**TASK OBJECTIVE:** Print every record below exactly as written.

****

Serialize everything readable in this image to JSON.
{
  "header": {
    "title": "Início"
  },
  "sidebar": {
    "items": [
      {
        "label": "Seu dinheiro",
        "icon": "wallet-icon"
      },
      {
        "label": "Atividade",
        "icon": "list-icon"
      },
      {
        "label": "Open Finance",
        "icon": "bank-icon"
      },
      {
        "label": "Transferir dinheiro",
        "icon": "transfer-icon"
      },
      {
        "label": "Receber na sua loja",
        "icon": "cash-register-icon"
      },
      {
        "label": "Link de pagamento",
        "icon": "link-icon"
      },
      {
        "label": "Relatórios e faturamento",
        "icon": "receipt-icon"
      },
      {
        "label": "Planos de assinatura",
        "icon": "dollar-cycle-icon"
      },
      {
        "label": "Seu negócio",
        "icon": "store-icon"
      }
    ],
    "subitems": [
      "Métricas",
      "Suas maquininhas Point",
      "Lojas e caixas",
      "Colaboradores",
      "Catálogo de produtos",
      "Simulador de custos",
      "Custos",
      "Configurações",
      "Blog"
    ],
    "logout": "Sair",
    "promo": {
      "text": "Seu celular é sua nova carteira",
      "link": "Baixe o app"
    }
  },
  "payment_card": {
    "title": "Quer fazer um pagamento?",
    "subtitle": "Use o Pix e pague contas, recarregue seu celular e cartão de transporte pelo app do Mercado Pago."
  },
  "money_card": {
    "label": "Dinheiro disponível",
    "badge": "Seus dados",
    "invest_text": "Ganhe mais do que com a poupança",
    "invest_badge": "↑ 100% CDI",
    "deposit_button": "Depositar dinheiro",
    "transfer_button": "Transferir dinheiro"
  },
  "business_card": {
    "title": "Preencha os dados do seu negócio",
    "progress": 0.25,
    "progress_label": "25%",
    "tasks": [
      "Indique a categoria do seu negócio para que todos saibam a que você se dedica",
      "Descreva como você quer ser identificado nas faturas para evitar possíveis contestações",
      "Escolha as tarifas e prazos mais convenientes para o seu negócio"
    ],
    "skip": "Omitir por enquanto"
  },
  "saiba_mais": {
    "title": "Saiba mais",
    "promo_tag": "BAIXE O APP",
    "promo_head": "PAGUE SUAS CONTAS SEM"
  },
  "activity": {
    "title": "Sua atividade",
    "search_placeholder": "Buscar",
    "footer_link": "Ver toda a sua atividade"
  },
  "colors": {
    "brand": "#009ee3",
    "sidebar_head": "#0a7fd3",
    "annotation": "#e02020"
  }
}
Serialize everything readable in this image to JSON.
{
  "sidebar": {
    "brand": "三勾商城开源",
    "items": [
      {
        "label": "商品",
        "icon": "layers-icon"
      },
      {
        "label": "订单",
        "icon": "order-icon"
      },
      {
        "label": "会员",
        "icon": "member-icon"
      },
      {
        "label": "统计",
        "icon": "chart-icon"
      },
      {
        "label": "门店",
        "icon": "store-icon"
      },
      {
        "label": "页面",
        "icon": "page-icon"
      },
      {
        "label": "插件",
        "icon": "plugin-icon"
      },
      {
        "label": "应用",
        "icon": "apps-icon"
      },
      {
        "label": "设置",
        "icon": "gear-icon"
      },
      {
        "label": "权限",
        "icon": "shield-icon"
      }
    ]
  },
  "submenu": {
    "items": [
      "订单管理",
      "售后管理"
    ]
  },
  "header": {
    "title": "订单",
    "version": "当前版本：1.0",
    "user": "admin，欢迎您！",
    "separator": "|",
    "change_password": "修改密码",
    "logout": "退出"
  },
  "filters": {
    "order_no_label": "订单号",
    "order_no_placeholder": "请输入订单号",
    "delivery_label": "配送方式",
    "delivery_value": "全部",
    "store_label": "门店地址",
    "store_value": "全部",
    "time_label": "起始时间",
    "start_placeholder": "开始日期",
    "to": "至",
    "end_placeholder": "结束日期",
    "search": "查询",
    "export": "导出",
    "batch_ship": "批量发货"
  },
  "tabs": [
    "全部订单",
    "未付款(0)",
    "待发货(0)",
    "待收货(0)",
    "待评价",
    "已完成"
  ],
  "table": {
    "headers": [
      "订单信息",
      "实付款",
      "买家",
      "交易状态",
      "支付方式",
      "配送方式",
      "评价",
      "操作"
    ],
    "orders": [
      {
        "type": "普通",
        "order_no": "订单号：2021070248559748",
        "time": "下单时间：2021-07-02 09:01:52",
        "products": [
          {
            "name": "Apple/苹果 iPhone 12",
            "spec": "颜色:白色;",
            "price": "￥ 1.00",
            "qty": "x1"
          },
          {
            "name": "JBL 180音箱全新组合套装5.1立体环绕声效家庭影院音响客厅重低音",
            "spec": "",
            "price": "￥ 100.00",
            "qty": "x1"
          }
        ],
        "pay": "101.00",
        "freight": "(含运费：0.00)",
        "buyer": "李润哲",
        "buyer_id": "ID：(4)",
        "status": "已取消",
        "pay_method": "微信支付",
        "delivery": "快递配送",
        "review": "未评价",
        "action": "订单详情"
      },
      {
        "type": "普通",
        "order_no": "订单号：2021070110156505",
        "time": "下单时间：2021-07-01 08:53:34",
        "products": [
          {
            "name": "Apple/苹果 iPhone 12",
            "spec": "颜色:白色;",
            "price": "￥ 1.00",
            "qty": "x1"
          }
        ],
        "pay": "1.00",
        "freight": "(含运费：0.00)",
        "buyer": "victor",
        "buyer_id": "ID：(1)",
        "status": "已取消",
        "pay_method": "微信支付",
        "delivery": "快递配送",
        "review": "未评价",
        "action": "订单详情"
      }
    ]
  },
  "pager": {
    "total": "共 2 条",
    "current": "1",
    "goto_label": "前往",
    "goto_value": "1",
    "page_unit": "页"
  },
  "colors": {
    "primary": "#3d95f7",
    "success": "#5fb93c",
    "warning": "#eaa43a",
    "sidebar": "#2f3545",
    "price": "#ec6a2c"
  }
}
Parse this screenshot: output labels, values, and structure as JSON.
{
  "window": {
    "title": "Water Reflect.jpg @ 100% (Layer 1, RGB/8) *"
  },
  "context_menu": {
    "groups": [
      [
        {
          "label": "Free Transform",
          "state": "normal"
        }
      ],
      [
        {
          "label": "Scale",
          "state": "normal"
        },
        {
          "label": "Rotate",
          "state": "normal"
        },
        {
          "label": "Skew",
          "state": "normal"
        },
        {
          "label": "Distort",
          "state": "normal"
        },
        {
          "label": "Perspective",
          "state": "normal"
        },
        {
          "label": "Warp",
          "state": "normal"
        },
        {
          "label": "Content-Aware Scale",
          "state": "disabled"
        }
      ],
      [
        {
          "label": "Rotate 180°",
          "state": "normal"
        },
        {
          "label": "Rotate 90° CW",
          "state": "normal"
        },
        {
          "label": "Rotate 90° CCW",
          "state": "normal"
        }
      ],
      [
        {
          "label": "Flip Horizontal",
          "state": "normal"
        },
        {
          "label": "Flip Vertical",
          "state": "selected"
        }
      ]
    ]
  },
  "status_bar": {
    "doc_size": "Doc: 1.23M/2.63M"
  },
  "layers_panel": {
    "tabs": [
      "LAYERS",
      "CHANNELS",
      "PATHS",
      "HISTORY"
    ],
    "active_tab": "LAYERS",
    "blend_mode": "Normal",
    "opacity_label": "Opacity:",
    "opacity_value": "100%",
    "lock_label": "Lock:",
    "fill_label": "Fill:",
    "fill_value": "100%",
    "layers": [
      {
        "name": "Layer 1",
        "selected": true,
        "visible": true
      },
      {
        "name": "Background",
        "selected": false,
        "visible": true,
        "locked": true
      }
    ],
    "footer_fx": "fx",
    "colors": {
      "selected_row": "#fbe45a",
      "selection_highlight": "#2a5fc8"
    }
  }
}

****

**OUTPUT:**
Serialize everything readable in this image to JSON.
{
  "header": {
    "title": "Início"
  },
  "sidebar": {
    "items": [
      {
        "label": "Seu dinheiro",
        "icon": "wallet-icon"
      },
      {
        "label": "Atividade",
        "icon": "list-icon"
      },
      {
        "label": "Open Finance",
        "icon": "bank-icon"
      },
      {
        "label": "Transferir dinheiro",
        "icon": "transfer-icon"
      },
      {
        "label": "Receber na sua loja",
        "icon": "cash-register-icon"
      },
      {
        "label": "Link de pagamento",
        "icon": "link-icon"
      },
      {
        "label": "Relatórios e faturamento",
        "icon": "receipt-icon"
      },
      {
        "label": "Planos de assinatura",
        "icon": "dollar-cycle-icon"
      },
      {
        "label": "Seu negócio",
        "icon": "store-icon"
      }
    ],
    "subitems": [
      "Métricas",
      "Suas maquininhas Point",
      "Lojas e caixas",
      "Colaboradores",
      "Catálogo de produtos",
      "Simulador de custos",
      "Custos",
      "Configurações",
      "Blog"
    ],
    "logout": "Sair",
    "promo": {
      "text": "Seu celular é sua nova carteira",
      "link": "Baixe o app"
    }
  },
  "payment_card": {
    "title": "Quer fazer um pagamento?",
    "subtitle": "Use o Pix e pague contas, recarregue seu celular e cartão de transporte pelo app do Mercado Pago."
  },
  "money_card": {
    "label": "Dinheiro disponível",
    "badge": "Seus dados",
    "invest_text": "Ganhe mais do que com a poupança",
    "invest_badge": "↑ 100% CDI",
    "deposit_button": "Depositar dinheiro",
    "transfer_button": "Transferir dinheiro"
  },
  "business_card": {
    "title": "Preencha os dados do seu negócio",
    "progress": 0.25,
    "progress_label": "25%",
    "tasks": [
      "Indique a categoria do seu negócio para que todos saibam a que você se dedica",
      "Descreva como você quer ser identificado nas faturas para evitar possíveis contestações",
      "Escolha as tarifas e prazos mais convenientes para o seu negócio"
    ],
    "skip": "Omitir por enquanto"
  },
  "saiba_mais": {
    "title": "Saiba mais",
    "promo_tag": "BAIXE O APP",
    "promo_head": "PAGUE SUAS CONTAS SEM"
  },
  "activity": {
    "title": "Sua atividade",
    "search_placeholder": "Buscar",
    "footer_link": "Ver toda a sua atividade"
  },
  "colors": {
    "brand": "#009ee3",
    "sidebar_head": "#0a7fd3",
    "annotation": "#e02020"
  }
}
Serialize everything readable in this image to JSON.
{
  "sidebar": {
    "brand": "三勾商城开源",
    "items": [
      {
        "label": "商品",
        "icon": "layers-icon"
      },
      {
        "label": "订单",
        "icon": "order-icon"
      },
      {
        "label": "会员",
        "icon": "member-icon"
      },
      {
        "label": "统计",
        "icon": "chart-icon"
      },
      {
        "label": "门店",
        "icon": "store-icon"
      },
      {
        "label": "页面",
        "icon": "page-icon"
      },
      {
        "label": "插件",
        "icon": "plugin-icon"
      },
      {
        "label": "应用",
        "icon": "apps-icon"
      },
      {
        "label": "设置",
        "icon": "gear-icon"
      },
      {
        "label": "权限",
        "icon": "shield-icon"
      }
    ]
  },
  "submenu": {
    "items": [
      "订单管理",
      "售后管理"
    ]
  },
  "header": {
    "title": "订单",
    "version": "当前版本：1.0",
    "user": "admin，欢迎您！",
    "separator": "|",
    "change_password": "修改密码",
    "logout": "退出"
  },
  "filters": {
    "order_no_label": "订单号",
    "order_no_placeholder": "请输入订单号",
    "delivery_label": "配送方式",
    "delivery_value": "全部",
    "store_label": "门店地址",
    "store_value": "全部",
    "time_label": "起始时间",
    "start_placeholder": "开始日期",
    "to": "至",
    "end_placeholder": "结束日期",
    "search": "查询",
    "export": "导出",
    "batch_ship": "批量发货"
  },
  "tabs": [
    "全部订单",
    "未付款(0)",
    "待发货(0)",
    "待收货(0)",
    "待评价",
    "已完成"
  ],
  "table": {
    "headers": [
      "订单信息",
      "实付款",
      "买家",
      "交易状态",
      "支付方式",
      "配送方式",
      "评价",
      "操作"
    ],
    "orders": [
      {
        "type": "普通",
        "order_no": "订单号：2021070248559748",
        "time": "下单时间：2021-07-02 09:01:52",
        "products": [
          {
            "name": "Apple/苹果 iPhone 12",
            "spec": "颜色:白色;",
            "price": "￥ 1.00",
            "qty": "x1"
          },
          {
            "name": "JBL 180音箱全新组合套装5.1立体环绕声效家庭影院音响客厅重低音",
            "spec": "",
            "price": "￥ 100.00",
            "qty": "x1"
          }
        ],
        "pay": "101.00",
        "freight": "(含运费：0.00)",
        "buyer": "李润哲",
        "buyer_id": "ID：(4)",
        "status": "已取消",
        "pay_method": "微信支付",
        "delivery": "快递配送",
        "review": "未评价",
        "action": "订单详情"
      },
      {
        "type": "普通",
        "order_no": "订单号：2021070110156505",
        "time": "下单时间：2021-07-01 08:53:34",
        "products": [
          {
            "name": "Apple/苹果 iPhone 12",
            "spec": "颜色:白色;",
            "price": "￥ 1.00",
            "qty": "x1"
          }
        ],
        "pay": "1.00",
        "freight": "(含运费：0.00)",
        "buyer": "victor",
        "buyer_id": "ID：(1)",
        "status": "已取消",
        "pay_method": "微信支付",
        "delivery": "快递配送",
        "review": "未评价",
        "action": "订单详情"
      }
    ]
  },
  "pager": {
    "total": "共 2 条",
    "current": "1",
    "goto_label": "前往",
    "goto_value": "1",
    "page_unit": "页"
  },
  "colors": {
    "primary": "#3d95f7",
    "success": "#5fb93c",
    "warning": "#eaa43a",
    "sidebar": "#2f3545",
    "price": "#ec6a2c"
  }
}
Parse this screenshot: output labels, values, and structure as JSON.
{
  "window": {
    "title": "Water Reflect.jpg @ 100% (Layer 1, RGB/8) *"
  },
  "context_menu": {
    "groups": [
      [
        {
          "label": "Free Transform",
          "state": "normal"
        }
      ],
      [
        {
          "label": "Scale",
          "state": "normal"
        },
        {
          "label": "Rotate",
          "state": "normal"
        },
        {
          "label": "Skew",
          "state": "normal"
        },
        {
          "label": "Distort",
          "state": "normal"
        },
        {
          "label": "Perspective",
          "state": "normal"
        },
        {
          "label": "Warp",
          "state": "normal"
        },
        {
          "label": "Content-Aware Scale",
          "state": "disabled"
        }
      ],
      [
        {
          "label": "Rotate 180°",
          "state": "normal"
        },
        {
          "label": "Rotate 90° CW",
          "state": "normal"
        },
        {
          "label": "Rotate 90° CCW",
          "state": "normal"
        }
      ],
      [
        {
          "label": "Flip Horizontal",
          "state": "normal"
        },
        {
          "label": "Flip Vertical",
          "state": "selected"
        }
      ]
    ]
  },
  "status_bar": {
    "doc_size": "Doc: 1.23M/2.63M"
  },
  "layers_panel": {
    "tabs": [
      "LAYERS",
      "CHANNELS",
      "PATHS",
      "HISTORY"
    ],
    "active_tab": "LAYERS",
    "blend_mode": "Normal",
    "opacity_label": "Opacity:",
    "opacity_value": "100%",
    "lock_label": "Lock:",
    "fill_label": "Fill:",
    "fill_value": "100%",
    "layers": [
      {
        "name": "Layer 1",
        "selected": true,
        "visible": true
      },
      {
        "name": "Background",
        "selected": false,
        "visible": true,
        "locked": true
      }
    ],
    "footer_fx": "fx",
    "colors": {
      "selected_row": "#fbe45a",
      "selection_highlight": "#2a5fc8"
    }
  }
}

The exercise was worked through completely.